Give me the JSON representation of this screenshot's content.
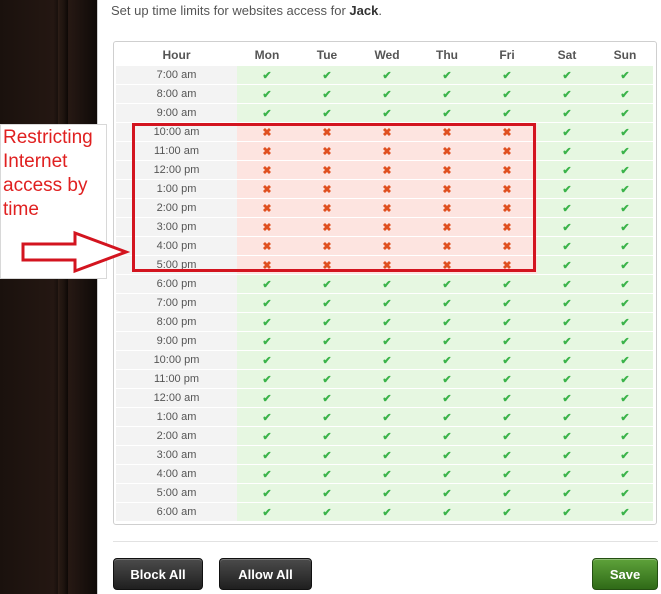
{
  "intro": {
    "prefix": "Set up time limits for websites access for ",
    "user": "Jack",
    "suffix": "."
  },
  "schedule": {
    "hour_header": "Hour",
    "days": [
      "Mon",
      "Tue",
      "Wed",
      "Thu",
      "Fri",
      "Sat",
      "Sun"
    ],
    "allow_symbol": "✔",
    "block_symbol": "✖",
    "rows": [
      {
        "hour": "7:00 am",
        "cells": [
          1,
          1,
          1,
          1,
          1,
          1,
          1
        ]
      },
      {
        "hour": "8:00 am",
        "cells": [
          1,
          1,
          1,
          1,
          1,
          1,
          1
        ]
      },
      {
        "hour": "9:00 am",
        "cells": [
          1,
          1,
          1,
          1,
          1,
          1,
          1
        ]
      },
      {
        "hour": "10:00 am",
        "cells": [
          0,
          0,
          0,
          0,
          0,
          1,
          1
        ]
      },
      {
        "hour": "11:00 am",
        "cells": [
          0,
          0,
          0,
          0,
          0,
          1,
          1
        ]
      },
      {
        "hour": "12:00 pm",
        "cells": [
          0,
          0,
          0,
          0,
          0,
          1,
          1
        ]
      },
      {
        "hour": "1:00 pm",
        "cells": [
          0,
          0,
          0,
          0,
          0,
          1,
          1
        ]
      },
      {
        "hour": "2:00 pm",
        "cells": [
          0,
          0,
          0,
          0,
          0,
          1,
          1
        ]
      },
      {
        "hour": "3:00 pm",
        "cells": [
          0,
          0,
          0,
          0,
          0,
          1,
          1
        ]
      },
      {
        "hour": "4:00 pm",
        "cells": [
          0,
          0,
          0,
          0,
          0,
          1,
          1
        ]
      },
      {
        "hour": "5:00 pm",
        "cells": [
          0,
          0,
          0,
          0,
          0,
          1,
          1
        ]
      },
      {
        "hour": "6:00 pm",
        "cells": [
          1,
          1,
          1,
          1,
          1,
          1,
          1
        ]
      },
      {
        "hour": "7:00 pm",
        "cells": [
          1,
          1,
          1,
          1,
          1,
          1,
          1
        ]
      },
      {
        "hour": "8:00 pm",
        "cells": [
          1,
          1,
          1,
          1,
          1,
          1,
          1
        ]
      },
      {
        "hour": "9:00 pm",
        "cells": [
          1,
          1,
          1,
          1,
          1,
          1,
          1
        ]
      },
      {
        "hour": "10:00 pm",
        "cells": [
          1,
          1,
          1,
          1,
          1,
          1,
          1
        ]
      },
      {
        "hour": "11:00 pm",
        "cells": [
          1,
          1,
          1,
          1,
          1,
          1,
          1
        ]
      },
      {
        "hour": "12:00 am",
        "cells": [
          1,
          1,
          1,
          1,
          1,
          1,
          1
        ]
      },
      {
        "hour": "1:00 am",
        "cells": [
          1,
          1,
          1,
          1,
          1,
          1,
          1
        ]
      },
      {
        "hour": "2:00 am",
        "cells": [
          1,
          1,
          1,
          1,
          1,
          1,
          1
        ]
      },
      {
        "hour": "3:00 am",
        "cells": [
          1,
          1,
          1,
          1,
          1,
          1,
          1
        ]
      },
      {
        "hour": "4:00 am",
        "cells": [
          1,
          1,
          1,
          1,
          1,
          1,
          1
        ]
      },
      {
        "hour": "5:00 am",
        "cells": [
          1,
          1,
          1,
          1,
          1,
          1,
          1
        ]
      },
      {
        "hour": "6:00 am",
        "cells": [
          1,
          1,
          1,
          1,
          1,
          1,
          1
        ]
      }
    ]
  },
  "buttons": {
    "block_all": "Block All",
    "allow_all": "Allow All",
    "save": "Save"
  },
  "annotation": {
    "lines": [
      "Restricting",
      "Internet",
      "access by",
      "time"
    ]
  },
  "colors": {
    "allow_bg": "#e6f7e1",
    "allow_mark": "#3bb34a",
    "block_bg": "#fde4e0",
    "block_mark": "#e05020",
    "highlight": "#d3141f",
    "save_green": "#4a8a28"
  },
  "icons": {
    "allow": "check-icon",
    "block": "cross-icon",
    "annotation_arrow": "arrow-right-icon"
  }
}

* * *

▶ **Goal**: Go through the entries and return each line where the word "time" appears.

▶ **Answer below**:
    "prefix": "Set up time limits for websites access for ",
      "time"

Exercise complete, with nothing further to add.